§ **Instructions to follow**
Wherever the word "cost" shows up in a line, please copy that line.
— start Data shown —
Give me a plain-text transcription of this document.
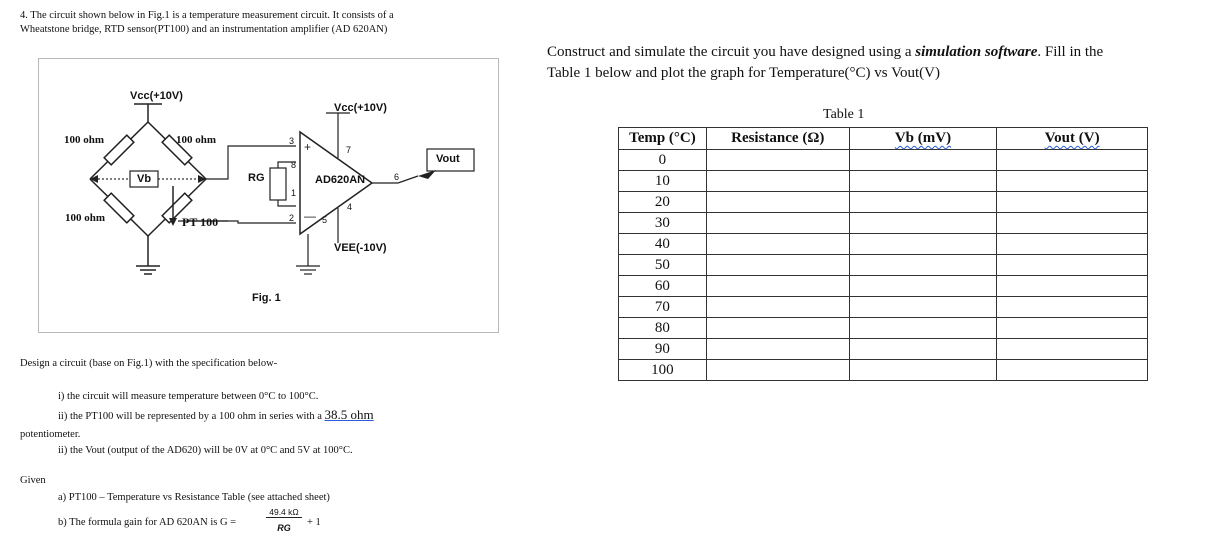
4. The circuit shown below in Fig.1 is a temperature measurement circuit. It consists of a
Wheatstone bridge, RTD sensor(PT100) and an instrumentation amplifier (AD 620AN)
+
—
Vcc(+10V)
Vcc(+10V)
100 ohm	100 ohm
100 ohm	PT 100
Vb	RG	AD620AN
Vout
VEE(-10V)
3
8
1
2
7
6
4
5
Fig. 1
Design a circuit (base on Fig.1) with the specification below-
i) the circuit will measure temperature between 0°C to 100°C.
ii) the PT100 will be represented by a 100 ohm in series with a 38.5 ohm
potentiometer.
ii) the Vout (output of the AD620) will be 0V at 0°C and 5V at 100°C.
Given
a) PT100 – Temperature vs Resistance Table (see attached sheet)
b) The formula gain for AD 620AN is G =
49.4 kΩ
RG	+ 1
Construct and simulate the circuit you have designed using a simulation software. Fill in the
Table 1 below and plot the graph for Temperature(°C) vs Vout(V)
Table 1
Temp (°C)	Resistance (Ω)	Vb (mV)	Vout (V)
0			
10			
20			
30			
40			
50			
60			
70			
80			
90			
100			
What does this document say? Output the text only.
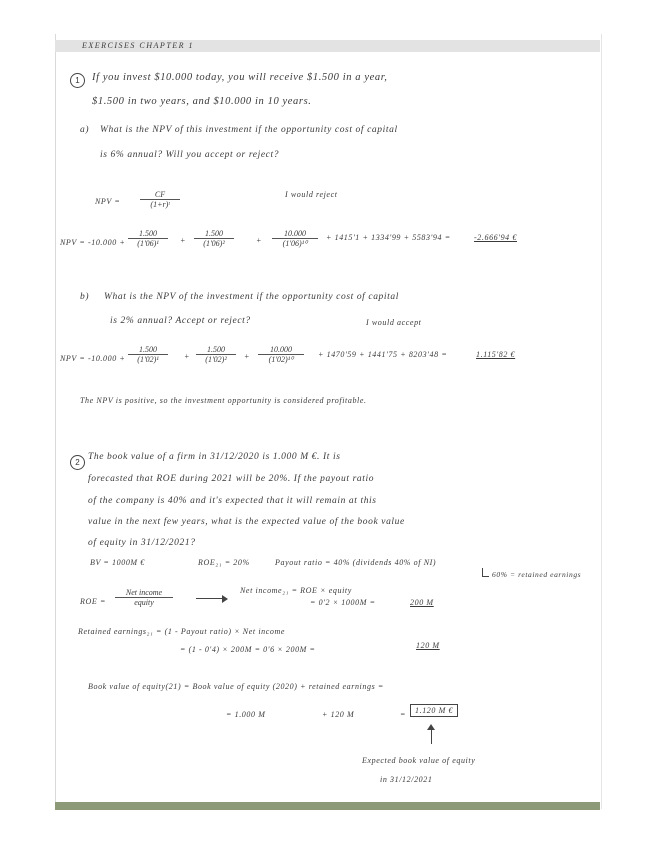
EXERCISES CHAPTER 1
1	If you invest $10.000 today, you will receive $1.500 in a year,
$1.500 in two years, and $10.000 in 10 years.
a) What is the NPV of this investment if the opportunity cost of capital
is 6% annual? Will you accept or reject?
NPV = $\frac{CF}{\text{(1+r)ᵗ}}$	I would reject
NPV = $-10.000 + \frac{1.500}{\text{(1'06)¹}} + \frac{1.500}{\text{(1'06)²}}$	+ $\frac{10.000}{\text{(1'06)¹⁰}} + 1415'1 + 1334'99 + 5583'94$ =	-2.666'94 €
b) What is the NPV of the investment if the opportunity cost of capital
is 2% annual? Accept or reject?	I would accept
NPV = $-10.000 + \frac{1.500}{\text{(1'02)¹}} + \frac{1.500}{\text{(1'02)²}} + \frac{10.000}{\text{(1'02)¹⁰}} + 1470'59 + 1441'75 + 8203'48$ =	1.115'82 €
The NPV is positive, so the investment opportunity is considered profitable.
2
The book value of a firm in 31/12/2020 is 1.000 M €. It is
forecasted that ROE during 2021 will be 20%. If the payout ratio
of the company is 40% and it's expected that it will remain at this
value in the next few years, what is the expected value of the book value
of equity in 31/12/2021?
BV = 1000M €	ROE₂₁ = 20%	Payout ratio = 40% (dividends 40% of NI)
60% = retained earnings
ROE =
Net income
equity
Net income₂₁ = ROE × equity
= 0'2 × 1000M =	200 M
Retained earnings₂₁ = (1 - Payout ratio) × Net income
= (1 - 0'4) × 200M = 0'6 × 200M =	120 M
Book value of equity(21) = Book value of equity (2020) + retained earnings =
= 1.000 M	+ 120 M	=	1.120 M €
Expected book value of equity
in 31/12/2021
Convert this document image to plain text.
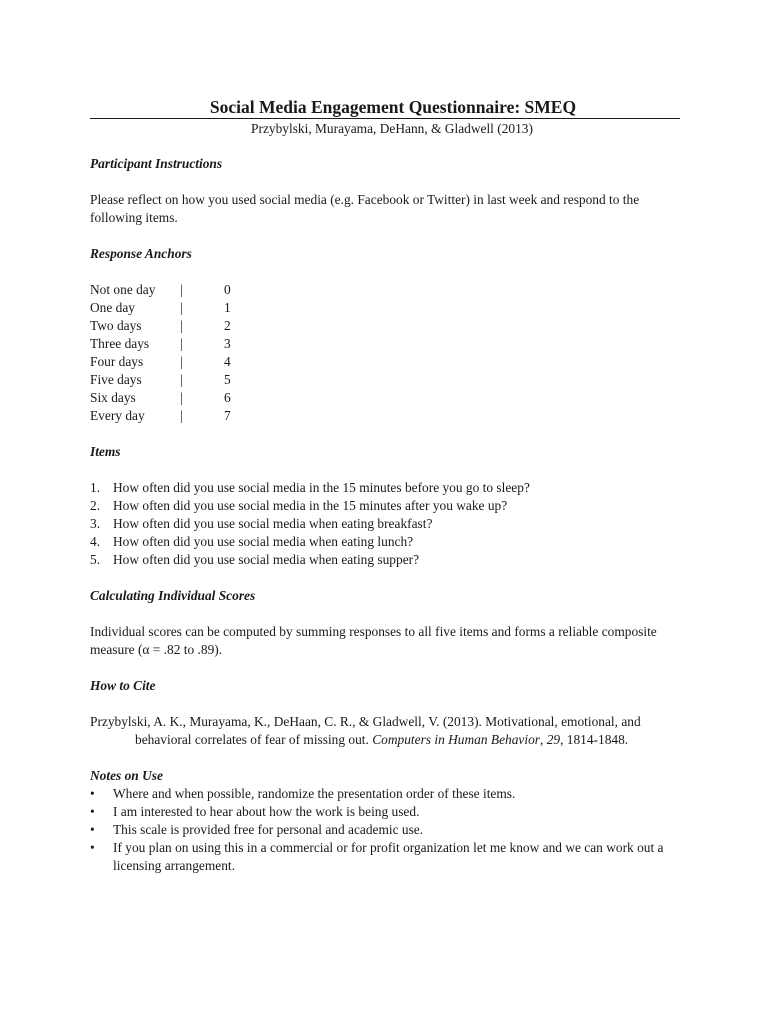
Social Media Engagement Questionnaire: SMEQ
Przybylski, Murayama, DeHann, & Gladwell (2013)

Participant Instructions

Please reflect on how you used social media (e.g. Facebook or Twitter) in last week and respond to the following items.

Response Anchors

Not one day	|	0
One day	|	1
Two days	|	2
Three days	|	3
Four days	|	4
Five days	|	5
Six days	|	6
Every day	|	7

Items

1. How often did you use social media in the 15 minutes before you go to sleep?
2. How often did you use social media in the 15 minutes after you wake up?
3. How often did you use social media when eating breakfast?
4. How often did you use social media when eating lunch?
5. How often did you use social media when eating supper?

Calculating Individual Scores

Individual scores can be computed by summing responses to all five items and forms a reliable composite measure (α = .82 to .89).

How to Cite

Przybylski, A. K., Murayama, K., DeHaan, C. R., & Gladwell, V. (2013). Motivational, emotional, and behavioral correlates of fear of missing out. Computers in Human Behavior, 29, 1814-1848.

Notes on Use

•	Where and when possible, randomize the presentation order of these items.
•	I am interested to hear about how the work is being used.
•	This scale is provided free for personal and academic use.
•	If you plan on using this in a commercial or for profit organization let me know and we can work out a licensing arrangement.
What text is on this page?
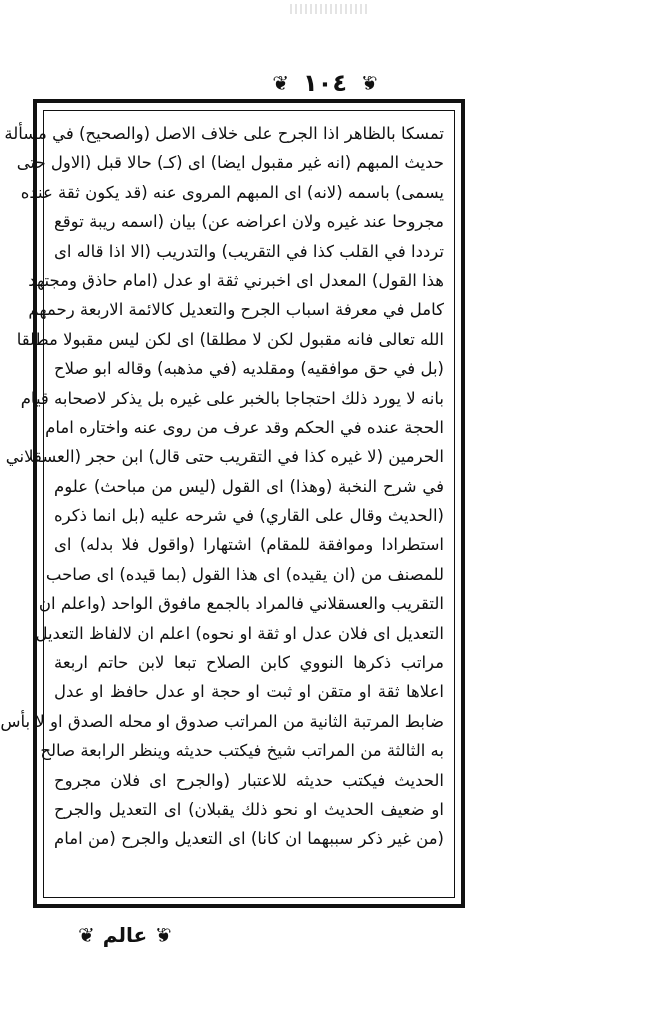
❦ ١٠٤ ❦
تمسكا بالظاهر اذا الجرح على خلاف الاصل (والصحيح) في مسألة
حديث المبهم (انه غير مقبول ايضا) اى (كـ) حالا قبل (الاول حتى
يسمى) باسمه (لانه) اى المبهم المروى عنه (قد يكون ثقة عنده
مجروحا عند غيره ولان اعراضه عن) بيان (اسمه ريبة توقع
ترددا في القلب كذا في التقريب) والتدريب (الا اذا قاله اى
هذا القول) المعدل اى اخبرني ثقة او عدل (امام حاذق ومجتهد
كامل في معرفة اسباب الجرح والتعديل كالائمة الاربعة رحمهم
الله تعالى فانه مقبول لكن لا مطلقا) اى لكن ليس مقبولا مطلقا
(بل في حق موافقيه) ومقلديه (في مذهبه) وقاله ابو صلاح
بانه لا يورد ذلك احتجاجا بالخبر على غيره بل يذكر لاصحابه قيام
الحجة عنده في الحكم وقد عرف من روى عنه واختاره امام
الحرمين (لا غيره كذا في التقريب حتى قال) ابن حجر (العسقلاني
في شرح النخبة (وهذا) اى القول (ليس من مباحث) علوم
(الحديث وقال على القاري) في شرحه عليه (بل انما ذكره
استطرادا وموافقة للمقام) اشتهارا (واقول فلا بدله) اى
للمصنف من (ان يقيده) اى هذا القول (بما قيده) اى صاحب
التقريب والعسقلاني فالمراد بالجمع مافوق الواحد (واعلم ان
التعديل اى فلان عدل او ثقة او نحوه) اعلم ان لالفاظ التعديل
مراتب ذكرها النووي كابن الصلاح تبعا لابن حاتم اربعة
اعلاها ثقة او متقن او ثبت او حجة او عدل حافظ او عدل
ضابط المرتبة الثانية من المراتب صدوق او محله الصدق او لا بأس
به الثالثة من المراتب شيخ فيكتب حديثه وينظر الرابعة صالح
الحديث فيكتب حديثه للاعتبار (والجرح اى فلان مجروح
او ضعيف الحديث او نحو ذلك يقبلان) اى التعديل والجرح
(من غير ذكر سببهما ان كانا) اى التعديل والجرح (من امام
❦
عالم
❦
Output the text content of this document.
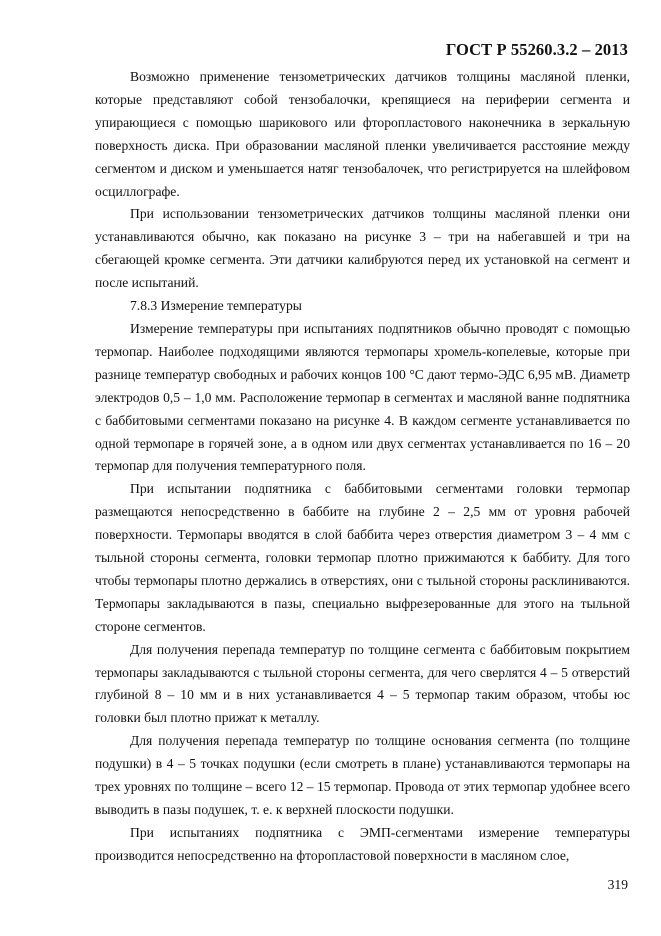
ГОСТ Р 55260.3.2 – 2013

Возможно применение тензометрических датчиков толщины масляной пленки, которые представляют собой тензобалочки, крепящиеся на периферии сегмента и упирающиеся с помощью шарикового или фторопластового наконечника в зеркальную поверхность диска. При образовании масляной пленки увеличивается расстояние между сегментом и диском и уменьшается натяг тензобалочек, что регистрируется на шлейфовом осциллографе.

При использовании тензометрических датчиков толщины масляной пленки они устанавливаются обычно, как показано на рисунке 3 – три на набегавшей и три на сбегающей кромке сегмента. Эти датчики калибруются перед их установкой на сегмент и после испытаний.

7.8.3 Измерение температуры

Измерение температуры при испытаниях подпятников обычно проводят с помощью термопар. Наиболее подходящими являются термопары хромель-копелевые, которые при разнице температур свободных и рабочих концов 100 °С дают термо-ЭДС 6,95 мВ. Диаметр электродов 0,5 – 1,0 мм. Расположение термопар в сегментах и масляной ванне подпятника с баббитовыми сегментами показано на рисунке 4. В каждом сегменте устанавливается по одной термопаре в горячей зоне, а в одном или двух сегментах устанавливается по 16 – 20 термопар для получения температурного поля.

При испытании подпятника с баббитовыми сегментами головки термопар размещаются непосредственно в баббите на глубине 2 – 2,5 мм от уровня рабочей поверхности. Термопары вводятся в слой баббита через отверстия диаметром 3 – 4 мм с тыльной стороны сегмента, головки термопар плотно прижимаются к баббиту. Для того чтобы термопары плотно держались в отверстиях, они с тыльной стороны расклиниваются. Термопары закладываются в пазы, специально выфрезерованные для этого на тыльной стороне сегментов.

Для получения перепада температур по толщине сегмента с баббитовым покрытием термопары закладываются с тыльной стороны сегмента, для чего сверлятся 4 – 5 отверстий глубиной 8 – 10 мм и в них устанавливается 4 – 5 термопар таким образом, чтобы юс головки был плотно прижат к металлу.

Для получения перепада температур по толщине основания сегмента (по толщине подушки) в 4 – 5 точках подушки (если смотреть в плане) устанавливаются термопары на трех уровнях по толщине – всего 12 – 15 термопар. Провода от этих термопар удобнее всего выводить в пазы подушек, т. е. к верхней плоскости подушки.

При испытаниях подпятника с ЭМП-сегментами измерение температуры производится непосредственно на фторопластовой поверхности в масляном слое,

319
— end Data shown —
§ **Answer below**
a) What is the NPV of this investment if the opportunity cost of capital
b) What is the NPV of the investment if the opportunity cost of capital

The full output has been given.